◆ **Extracted records**
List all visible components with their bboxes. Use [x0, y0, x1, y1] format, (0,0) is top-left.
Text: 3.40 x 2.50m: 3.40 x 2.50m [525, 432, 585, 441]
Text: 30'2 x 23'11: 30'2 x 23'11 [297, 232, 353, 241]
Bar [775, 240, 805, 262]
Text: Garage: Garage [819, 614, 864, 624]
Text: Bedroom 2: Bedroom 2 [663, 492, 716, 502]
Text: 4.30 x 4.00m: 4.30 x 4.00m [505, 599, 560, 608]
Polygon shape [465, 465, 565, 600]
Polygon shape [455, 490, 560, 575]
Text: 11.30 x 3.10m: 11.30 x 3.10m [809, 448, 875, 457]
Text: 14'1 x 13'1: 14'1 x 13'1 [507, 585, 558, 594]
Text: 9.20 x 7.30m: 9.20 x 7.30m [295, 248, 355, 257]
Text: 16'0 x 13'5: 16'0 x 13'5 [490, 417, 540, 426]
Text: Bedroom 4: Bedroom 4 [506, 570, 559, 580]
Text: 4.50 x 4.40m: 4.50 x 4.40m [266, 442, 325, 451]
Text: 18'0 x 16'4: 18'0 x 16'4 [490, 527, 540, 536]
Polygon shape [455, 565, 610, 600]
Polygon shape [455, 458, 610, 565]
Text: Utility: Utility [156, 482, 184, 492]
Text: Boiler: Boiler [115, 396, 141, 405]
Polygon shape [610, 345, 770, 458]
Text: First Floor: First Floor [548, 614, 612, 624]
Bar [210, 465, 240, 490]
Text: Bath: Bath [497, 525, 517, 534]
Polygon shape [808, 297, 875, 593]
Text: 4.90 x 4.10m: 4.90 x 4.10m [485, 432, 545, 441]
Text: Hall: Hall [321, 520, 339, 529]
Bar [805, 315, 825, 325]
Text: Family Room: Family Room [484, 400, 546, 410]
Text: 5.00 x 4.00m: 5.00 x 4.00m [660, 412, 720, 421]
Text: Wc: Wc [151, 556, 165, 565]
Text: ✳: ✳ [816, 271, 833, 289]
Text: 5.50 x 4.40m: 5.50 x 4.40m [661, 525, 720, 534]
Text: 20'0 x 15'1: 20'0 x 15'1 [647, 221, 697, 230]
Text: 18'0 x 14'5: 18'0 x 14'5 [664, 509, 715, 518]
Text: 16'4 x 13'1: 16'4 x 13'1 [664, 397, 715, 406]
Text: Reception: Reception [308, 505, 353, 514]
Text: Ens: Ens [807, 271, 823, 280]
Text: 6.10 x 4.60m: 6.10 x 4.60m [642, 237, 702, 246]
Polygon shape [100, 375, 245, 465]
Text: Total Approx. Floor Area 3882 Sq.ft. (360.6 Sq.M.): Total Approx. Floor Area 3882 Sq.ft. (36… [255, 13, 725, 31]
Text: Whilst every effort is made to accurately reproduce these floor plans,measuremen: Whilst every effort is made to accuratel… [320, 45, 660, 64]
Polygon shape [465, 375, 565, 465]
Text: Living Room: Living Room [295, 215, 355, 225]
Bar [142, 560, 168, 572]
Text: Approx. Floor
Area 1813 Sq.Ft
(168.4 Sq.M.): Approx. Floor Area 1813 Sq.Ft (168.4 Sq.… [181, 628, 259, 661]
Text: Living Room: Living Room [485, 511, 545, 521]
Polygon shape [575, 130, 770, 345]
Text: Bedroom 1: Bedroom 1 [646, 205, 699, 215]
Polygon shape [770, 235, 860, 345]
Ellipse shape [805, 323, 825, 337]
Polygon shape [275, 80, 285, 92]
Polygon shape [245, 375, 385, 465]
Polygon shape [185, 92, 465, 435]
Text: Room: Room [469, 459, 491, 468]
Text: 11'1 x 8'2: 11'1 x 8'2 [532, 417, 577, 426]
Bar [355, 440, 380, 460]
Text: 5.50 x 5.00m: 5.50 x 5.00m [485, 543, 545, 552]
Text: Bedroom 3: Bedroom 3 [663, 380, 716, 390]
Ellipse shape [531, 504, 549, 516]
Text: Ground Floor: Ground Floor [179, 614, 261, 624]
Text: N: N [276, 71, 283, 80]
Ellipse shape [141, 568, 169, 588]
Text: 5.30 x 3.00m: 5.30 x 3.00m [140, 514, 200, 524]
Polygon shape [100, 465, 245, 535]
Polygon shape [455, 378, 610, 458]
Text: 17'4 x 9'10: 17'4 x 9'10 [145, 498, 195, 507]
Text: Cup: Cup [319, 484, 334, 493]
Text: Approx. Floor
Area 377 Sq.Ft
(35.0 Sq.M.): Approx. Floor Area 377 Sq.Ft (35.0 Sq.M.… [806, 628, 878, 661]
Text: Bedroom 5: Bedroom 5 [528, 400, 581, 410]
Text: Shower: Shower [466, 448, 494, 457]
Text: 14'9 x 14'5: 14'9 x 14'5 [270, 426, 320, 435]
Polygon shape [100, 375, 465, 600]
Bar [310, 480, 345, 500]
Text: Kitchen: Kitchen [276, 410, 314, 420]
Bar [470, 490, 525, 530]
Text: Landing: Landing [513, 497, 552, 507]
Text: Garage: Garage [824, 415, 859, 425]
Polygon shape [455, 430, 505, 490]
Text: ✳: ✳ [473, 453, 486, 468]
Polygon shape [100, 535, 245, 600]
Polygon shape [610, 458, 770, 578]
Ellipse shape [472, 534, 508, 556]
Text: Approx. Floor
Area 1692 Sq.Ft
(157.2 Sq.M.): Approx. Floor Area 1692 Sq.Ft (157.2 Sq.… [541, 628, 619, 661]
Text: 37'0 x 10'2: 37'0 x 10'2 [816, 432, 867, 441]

◆ **Work instructions**
Please show each line of the items above that contains the word "Approx".

◆ **Result**
Text: Total Approx. Floor Area 3882 Sq.ft. (360.6 Sq.M.): Total Approx. Floor Area 3882 Sq.ft. (36… [255, 13, 725, 31]
Text: Approx. Floor
(168.4 Sq.M.): Approx. Floor Area 1813 Sq.Ft (168.4 Sq.… [181, 628, 259, 661]
Text: Approx. Floor
(35.0 Sq.M.): Approx. Floor Area 377 Sq.Ft (35.0 Sq.M.… [806, 628, 878, 661]
Text: Approx. Floor
(157.2 Sq.M.): Approx. Floor Area 1692 Sq.Ft (157.2 Sq.… [541, 628, 619, 661]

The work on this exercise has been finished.